--- DIRECTIONS FOR THIS TASK ---
Leave out the pictures and restate the rest of the data exactly.

--- MATERIAL SHOWN ---

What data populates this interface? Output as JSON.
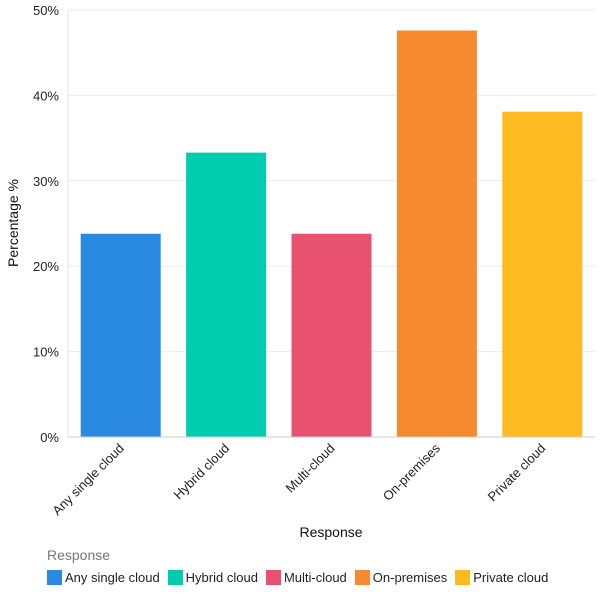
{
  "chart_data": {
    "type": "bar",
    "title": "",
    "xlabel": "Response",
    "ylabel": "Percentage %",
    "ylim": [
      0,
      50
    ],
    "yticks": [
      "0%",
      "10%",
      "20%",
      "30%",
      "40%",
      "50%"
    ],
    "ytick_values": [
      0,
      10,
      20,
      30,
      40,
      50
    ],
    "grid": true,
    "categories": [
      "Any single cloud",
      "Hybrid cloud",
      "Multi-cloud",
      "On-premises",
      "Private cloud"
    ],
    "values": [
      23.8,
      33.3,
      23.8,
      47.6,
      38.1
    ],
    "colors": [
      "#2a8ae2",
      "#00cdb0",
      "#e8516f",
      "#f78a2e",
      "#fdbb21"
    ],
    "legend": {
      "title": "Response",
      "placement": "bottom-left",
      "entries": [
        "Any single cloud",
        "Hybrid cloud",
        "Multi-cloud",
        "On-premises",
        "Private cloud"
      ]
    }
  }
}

--- RESULT OF THIS TASK ---
What data populates this interface? Output as JSON.
{
  "chart_data": {
    "type": "bar",
    "title": "",
    "xlabel": "Response",
    "ylabel": "Percentage %",
    "ylim": [
      0,
      50
    ],
    "yticks": [
      "0%",
      "10%",
      "20%",
      "30%",
      "40%",
      "50%"
    ],
    "ytick_values": [
      0,
      10,
      20,
      30,
      40,
      50
    ],
    "grid": true,
    "categories": [
      "Any single cloud",
      "Hybrid cloud",
      "Multi-cloud",
      "On-premises",
      "Private cloud"
    ],
    "values": [
      23.8,
      33.3,
      23.8,
      47.6,
      38.1
    ],
    "colors": [
      "#2a8ae2",
      "#00cdb0",
      "#e8516f",
      "#f78a2e",
      "#fdbb21"
    ],
    "legend": {
      "title": "Response",
      "placement": "bottom-left",
      "entries": [
        "Any single cloud",
        "Hybrid cloud",
        "Multi-cloud",
        "On-premises",
        "Private cloud"
      ]
    }
  }
}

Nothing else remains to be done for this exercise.